--- BEGIN Task inputs ---

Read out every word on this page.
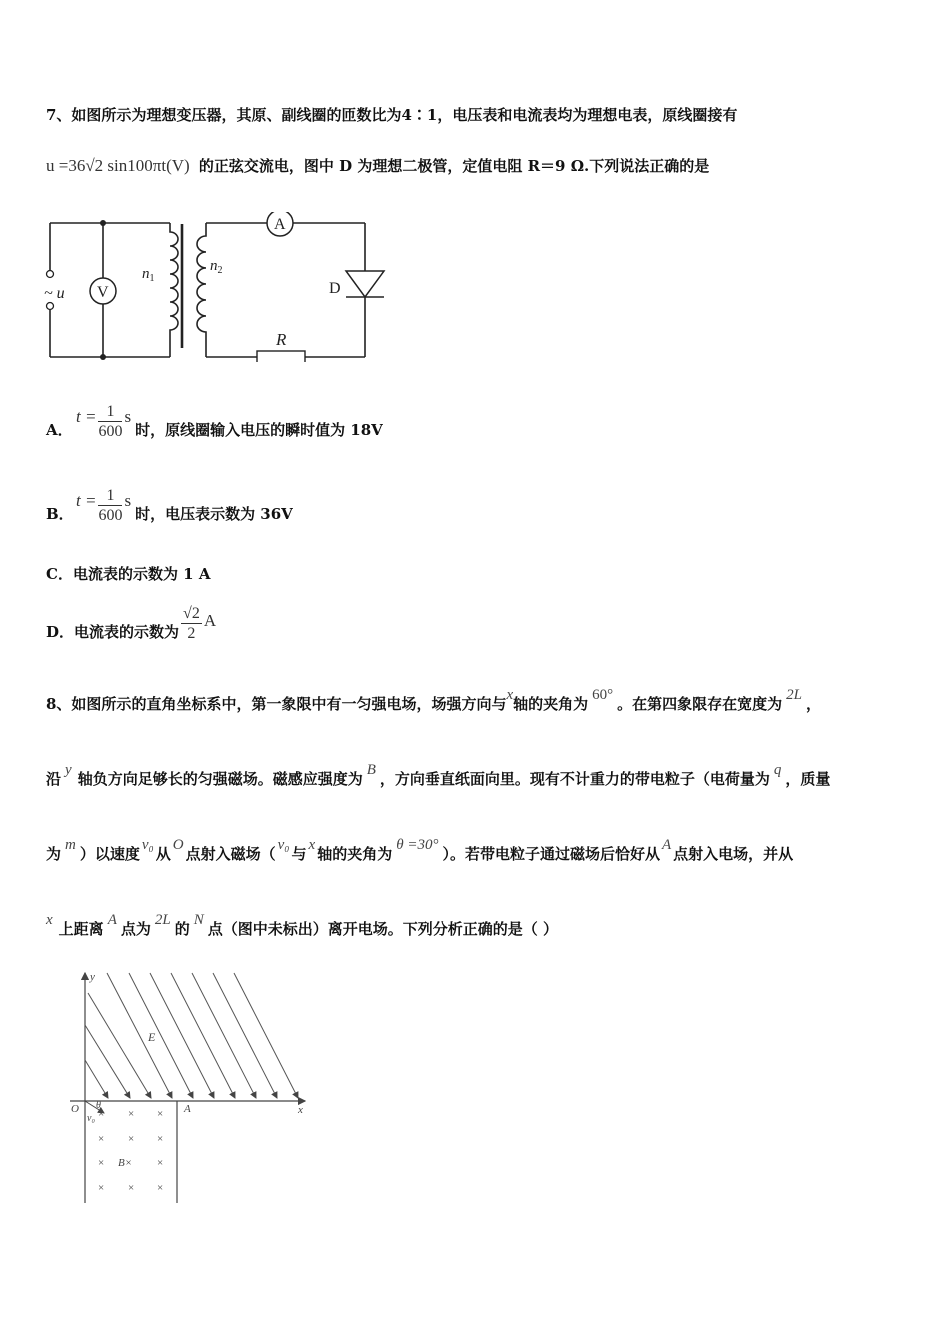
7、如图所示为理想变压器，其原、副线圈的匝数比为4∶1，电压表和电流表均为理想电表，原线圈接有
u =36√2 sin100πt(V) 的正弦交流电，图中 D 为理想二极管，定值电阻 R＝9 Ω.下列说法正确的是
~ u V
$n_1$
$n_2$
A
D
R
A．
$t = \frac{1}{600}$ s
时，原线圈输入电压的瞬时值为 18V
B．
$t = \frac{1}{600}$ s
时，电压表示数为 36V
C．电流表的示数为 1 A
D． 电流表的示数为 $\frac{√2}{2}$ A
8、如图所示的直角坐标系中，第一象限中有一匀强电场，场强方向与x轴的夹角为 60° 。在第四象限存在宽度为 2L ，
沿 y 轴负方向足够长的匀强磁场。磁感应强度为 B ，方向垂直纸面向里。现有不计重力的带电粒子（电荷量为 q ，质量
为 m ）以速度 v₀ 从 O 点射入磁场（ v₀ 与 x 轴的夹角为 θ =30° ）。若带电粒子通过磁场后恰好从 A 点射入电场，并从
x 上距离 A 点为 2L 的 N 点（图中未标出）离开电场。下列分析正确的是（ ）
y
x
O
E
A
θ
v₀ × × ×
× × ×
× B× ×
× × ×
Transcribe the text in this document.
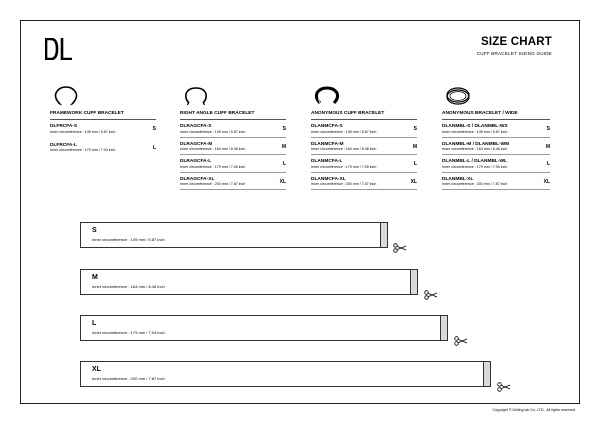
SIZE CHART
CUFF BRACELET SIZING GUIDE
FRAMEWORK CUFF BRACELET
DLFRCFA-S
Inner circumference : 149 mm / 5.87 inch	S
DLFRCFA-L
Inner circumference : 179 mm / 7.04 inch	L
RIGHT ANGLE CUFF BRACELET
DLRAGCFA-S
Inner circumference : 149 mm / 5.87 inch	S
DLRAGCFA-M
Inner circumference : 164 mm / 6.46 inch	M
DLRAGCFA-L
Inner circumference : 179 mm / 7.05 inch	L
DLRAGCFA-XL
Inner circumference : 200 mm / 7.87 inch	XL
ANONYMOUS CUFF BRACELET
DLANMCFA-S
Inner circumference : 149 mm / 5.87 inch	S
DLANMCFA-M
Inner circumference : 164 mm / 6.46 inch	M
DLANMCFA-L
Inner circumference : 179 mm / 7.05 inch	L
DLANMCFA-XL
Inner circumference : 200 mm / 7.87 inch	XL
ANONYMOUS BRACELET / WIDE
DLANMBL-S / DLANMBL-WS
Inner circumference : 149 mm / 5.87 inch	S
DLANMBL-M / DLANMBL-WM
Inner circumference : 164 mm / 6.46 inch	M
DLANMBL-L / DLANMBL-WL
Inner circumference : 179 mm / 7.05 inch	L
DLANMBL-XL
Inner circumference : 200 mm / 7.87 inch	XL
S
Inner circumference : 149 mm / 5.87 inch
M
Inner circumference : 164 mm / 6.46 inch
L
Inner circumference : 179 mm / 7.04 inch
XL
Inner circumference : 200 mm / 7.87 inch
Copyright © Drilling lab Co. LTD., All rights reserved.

--- END Task inputs ---
--- BEGIN Task inputs ---

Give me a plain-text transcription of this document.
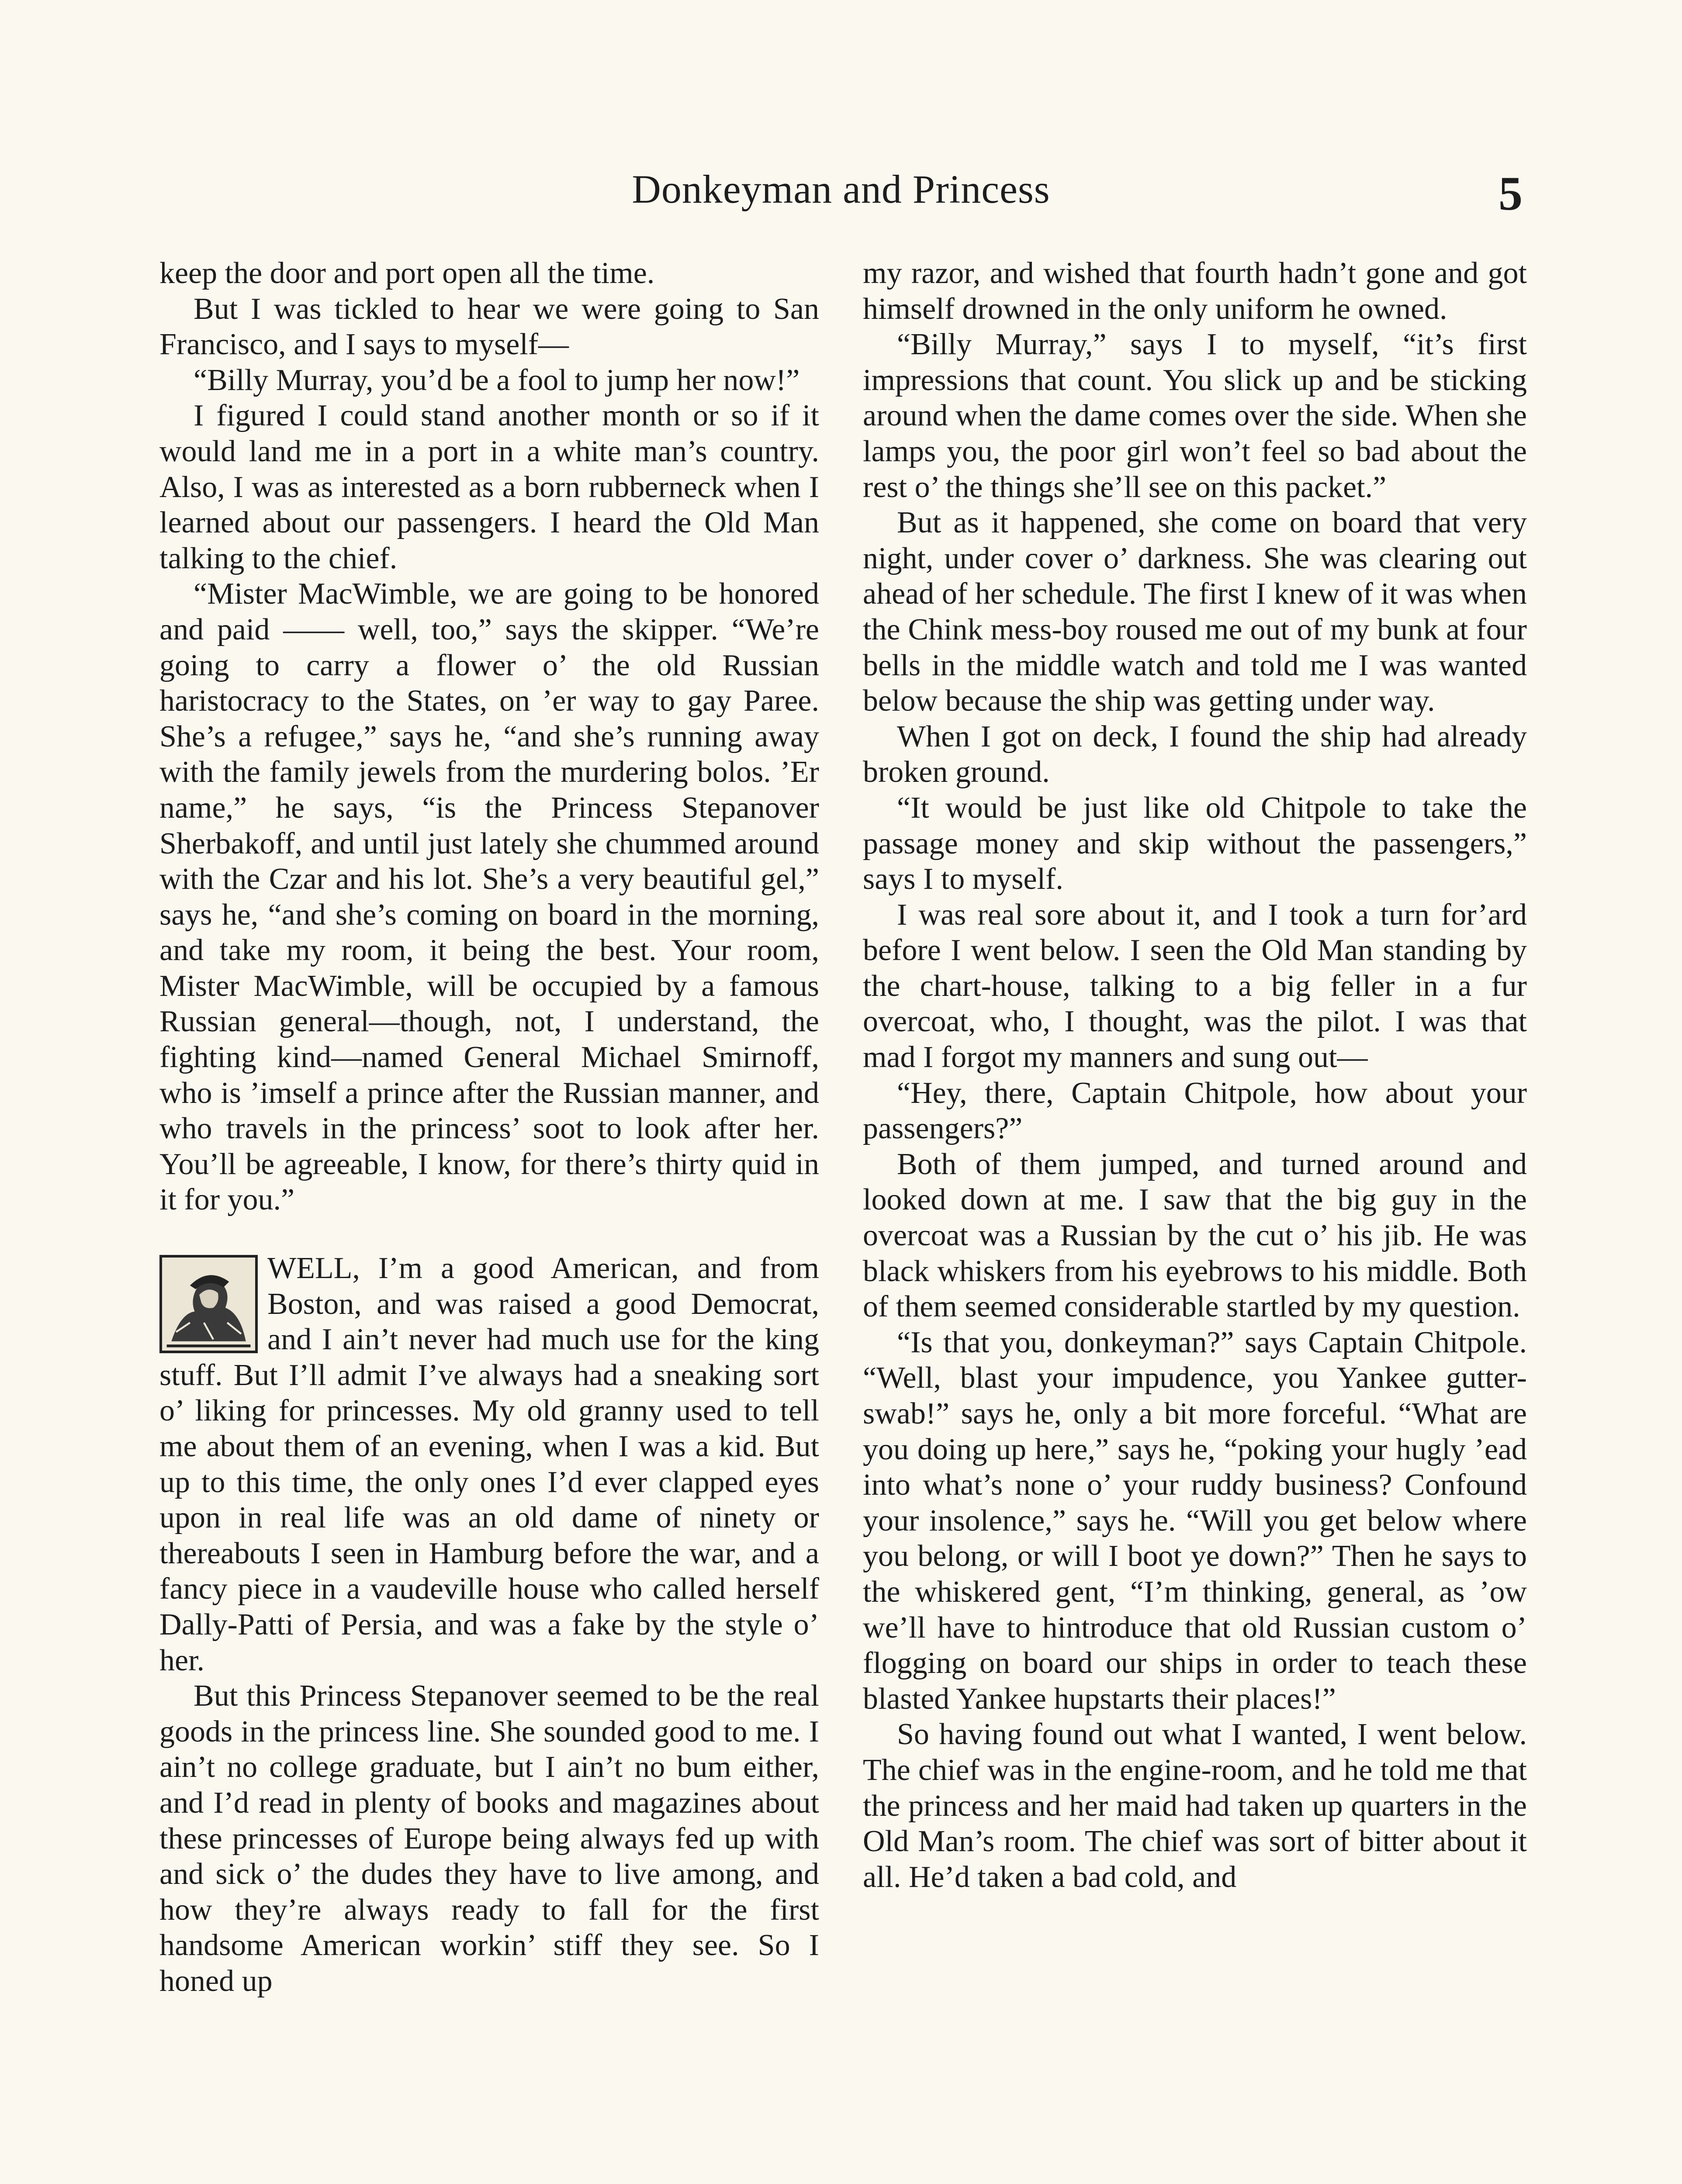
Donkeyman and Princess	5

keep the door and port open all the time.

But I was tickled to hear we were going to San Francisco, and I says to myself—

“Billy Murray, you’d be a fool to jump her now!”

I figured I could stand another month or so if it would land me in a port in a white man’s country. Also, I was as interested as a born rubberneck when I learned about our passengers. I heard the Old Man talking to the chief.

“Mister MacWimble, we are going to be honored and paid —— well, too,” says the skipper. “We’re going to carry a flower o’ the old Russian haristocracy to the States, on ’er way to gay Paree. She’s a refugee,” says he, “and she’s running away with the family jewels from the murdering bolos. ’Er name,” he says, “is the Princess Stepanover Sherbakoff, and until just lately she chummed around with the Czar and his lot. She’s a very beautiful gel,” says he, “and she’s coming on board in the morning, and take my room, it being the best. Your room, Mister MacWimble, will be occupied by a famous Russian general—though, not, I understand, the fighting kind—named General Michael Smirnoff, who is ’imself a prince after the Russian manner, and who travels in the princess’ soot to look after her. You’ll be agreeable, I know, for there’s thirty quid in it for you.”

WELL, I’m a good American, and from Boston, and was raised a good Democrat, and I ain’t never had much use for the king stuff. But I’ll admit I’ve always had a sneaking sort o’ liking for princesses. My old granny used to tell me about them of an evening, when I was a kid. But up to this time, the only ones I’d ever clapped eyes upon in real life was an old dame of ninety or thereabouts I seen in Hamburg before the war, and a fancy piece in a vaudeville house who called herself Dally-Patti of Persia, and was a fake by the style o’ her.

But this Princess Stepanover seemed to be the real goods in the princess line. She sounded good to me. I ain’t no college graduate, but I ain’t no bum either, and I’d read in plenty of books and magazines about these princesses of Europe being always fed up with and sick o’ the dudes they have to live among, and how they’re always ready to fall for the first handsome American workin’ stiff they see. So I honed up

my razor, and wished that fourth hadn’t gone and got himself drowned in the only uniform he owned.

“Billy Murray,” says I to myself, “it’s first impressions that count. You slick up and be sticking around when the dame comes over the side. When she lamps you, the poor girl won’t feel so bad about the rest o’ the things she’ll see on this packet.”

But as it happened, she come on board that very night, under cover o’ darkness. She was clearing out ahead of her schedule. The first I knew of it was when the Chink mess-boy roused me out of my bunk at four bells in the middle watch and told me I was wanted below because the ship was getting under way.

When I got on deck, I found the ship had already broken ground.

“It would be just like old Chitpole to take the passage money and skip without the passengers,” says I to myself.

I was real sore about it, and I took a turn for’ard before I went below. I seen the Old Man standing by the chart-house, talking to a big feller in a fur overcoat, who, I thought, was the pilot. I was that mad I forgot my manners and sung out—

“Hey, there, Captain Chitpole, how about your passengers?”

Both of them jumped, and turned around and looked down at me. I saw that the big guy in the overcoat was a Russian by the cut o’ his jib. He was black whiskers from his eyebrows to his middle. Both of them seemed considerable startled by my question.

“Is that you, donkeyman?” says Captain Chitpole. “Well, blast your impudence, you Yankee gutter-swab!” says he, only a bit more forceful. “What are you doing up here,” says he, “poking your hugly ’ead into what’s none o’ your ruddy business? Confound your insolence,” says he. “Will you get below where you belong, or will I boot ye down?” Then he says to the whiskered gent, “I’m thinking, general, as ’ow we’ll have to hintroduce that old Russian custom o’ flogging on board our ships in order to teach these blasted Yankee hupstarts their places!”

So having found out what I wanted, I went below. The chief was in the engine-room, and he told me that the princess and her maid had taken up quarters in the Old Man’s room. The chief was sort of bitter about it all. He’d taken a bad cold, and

--- END Task inputs ---

● **Aim of the exercise**
Gather up every line from the listing above in which the word "document" occurs.

● **Written response**
Transcribe the text in this document.
Give me a plain-text transcription of this document.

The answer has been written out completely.